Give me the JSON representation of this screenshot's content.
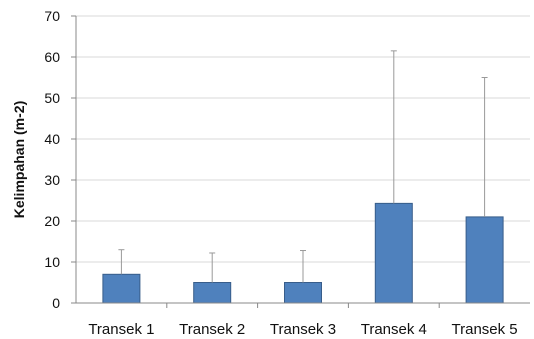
{
  "chart_data": {
    "type": "bar",
    "title": "",
    "xlabel": "",
    "ylabel": "Kelimpahan (m-2)",
    "categories": [
      "Transek 1",
      "Transek 2",
      "Transek 3",
      "Transek 4",
      "Transek 5"
    ],
    "series": [
      {
        "values": [
          7,
          5,
          5,
          24.3,
          21
        ],
        "error_upper": [
          13,
          12.2,
          12.8,
          61.5,
          55
        ]
      }
    ],
    "ylim": [
      0,
      70
    ],
    "yticks": [
      0,
      10,
      20,
      30,
      40,
      50,
      60,
      70
    ],
    "grid": true,
    "legend": "none",
    "colors": {
      "bar_fill": "#4f81bd",
      "bar_stroke": "#385d8a",
      "gridline": "#d9d9d9",
      "axis": "#888888",
      "error_bar": "#999999"
    }
  }
}
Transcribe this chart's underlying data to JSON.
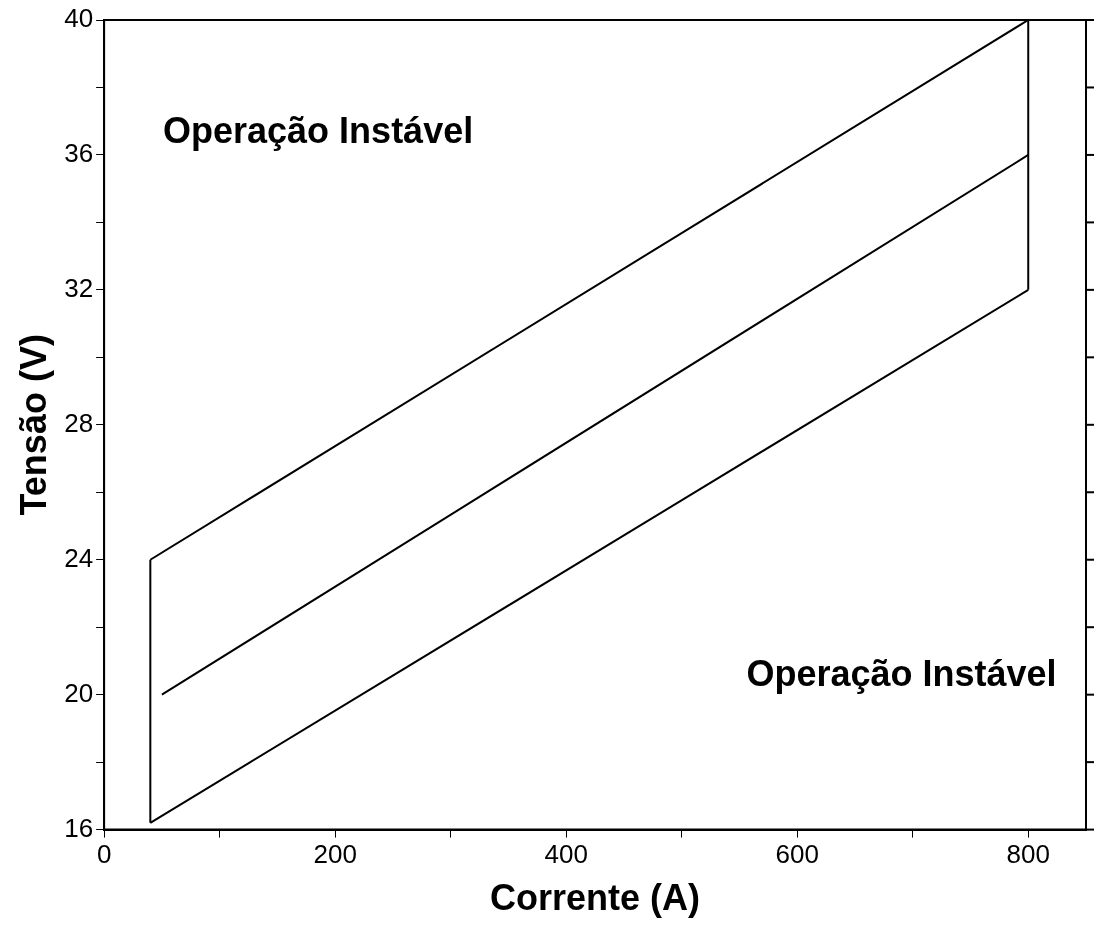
{
  "chart_data": {
    "type": "line",
    "xlabel": "Corrente (A)",
    "ylabel": "Tensão (V)",
    "series": [
      {
        "color": "#000000",
        "x": [
          40,
          800
        ],
        "values": [
          24,
          40
        ]
      },
      {
        "color": "#000000",
        "x": [
          50,
          800
        ],
        "values": [
          20,
          36
        ]
      },
      {
        "color": "#000000",
        "x": [
          40,
          800
        ],
        "values": [
          16.2,
          32
        ]
      },
      {
        "color": "#000000",
        "x": [
          40,
          40
        ],
        "values": [
          16.2,
          24
        ]
      },
      {
        "color": "#000000",
        "x": [
          800,
          800
        ],
        "values": [
          32,
          40
        ]
      }
    ],
    "xlim": [
      0,
      850
    ],
    "xticks": [
      0,
      {
        "value": 100,
        "label": null
      },
      200,
      {
        "value": 300,
        "label": null
      },
      400,
      {
        "value": 500,
        "label": null
      },
      600,
      {
        "value": 700,
        "label": null
      },
      800
    ],
    "ylim": [
      16,
      40
    ],
    "yticks": [
      16,
      {
        "value": 18,
        "label": null
      },
      20,
      {
        "value": 22,
        "label": null
      },
      24,
      {
        "value": 26,
        "label": null
      },
      28,
      {
        "value": 30,
        "label": null
      },
      32,
      {
        "value": 34,
        "label": null
      },
      36,
      {
        "value": 38,
        "label": null
      },
      40
    ],
    "annotations": [
      "Operação Instável",
      "Operação Instável"
    ],
    "grid": false,
    "legend": false,
    "marker": "none",
    "line_style": "solid"
  }
}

Requirements: Quote each entry above verbatim and drop the pictures.

Reply to the task:
Give me the JSON representation of this screenshot's content.
{
  "chart_data": {
    "type": "bar",
    "title": "",
    "xlabel": "",
    "ylabel": "Kelimpahan (m-2)",
    "categories": [
      "Transek 1",
      "Transek 2",
      "Transek 3",
      "Transek 4",
      "Transek 5"
    ],
    "series": [
      {
        "values": [
          7,
          5,
          5,
          24.3,
          21
        ],
        "error_upper": [
          13,
          12.2,
          12.8,
          61.5,
          55
        ]
      }
    ],
    "ylim": [
      0,
      70
    ],
    "yticks": [
      0,
      10,
      20,
      30,
      40,
      50,
      60,
      70
    ],
    "grid": true,
    "legend": "none",
    "colors": {
      "bar_fill": "#4f81bd",
      "bar_stroke": "#385d8a",
      "gridline": "#d9d9d9",
      "axis": "#888888",
      "error_bar": "#999999"
    }
  }
}
Transcribe this chart's underlying data to JSON.
{
  "chart_data": {
    "type": "line",
    "xlabel": "Corrente (A)",
    "ylabel": "Tensão (V)",
    "series": [
      {
        "color": "#000000",
        "x": [
          40,
          800
        ],
        "values": [
          24,
          40
        ]
      },
      {
        "color": "#000000",
        "x": [
          50,
          800
        ],
        "values": [
          20,
          36
        ]
      },
      {
        "color": "#000000",
        "x": [
          40,
          800
        ],
        "values": [
          16.2,
          32
        ]
      },
      {
        "color": "#000000",
        "x": [
          40,
          40
        ],
        "values": [
          16.2,
          24
        ]
      },
      {
        "color": "#000000",
        "x": [
          800,
          800
        ],
        "values": [
          32,
          40
        ]
      }
    ],
    "xlim": [
      0,
      850
    ],
    "xticks": [
      0,
      {
        "value": 100,
        "label": null
      },
      200,
      {
        "value": 300,
        "label": null
      },
      400,
      {
        "value": 500,
        "label": null
      },
      600,
      {
        "value": 700,
        "label": null
      },
      800
    ],
    "ylim": [
      16,
      40
    ],
    "yticks": [
      16,
      {
        "value": 18,
        "label": null
      },
      20,
      {
        "value": 22,
        "label": null
      },
      24,
      {
        "value": 26,
        "label": null
      },
      28,
      {
        "value": 30,
        "label": null
      },
      32,
      {
        "value": 34,
        "label": null
      },
      36,
      {
        "value": 38,
        "label": null
      },
      40
    ],
    "annotations": [
      "Operação Instável",
      "Operação Instável"
    ],
    "grid": false,
    "legend": false,
    "marker": "none",
    "line_style": "solid"
  }
}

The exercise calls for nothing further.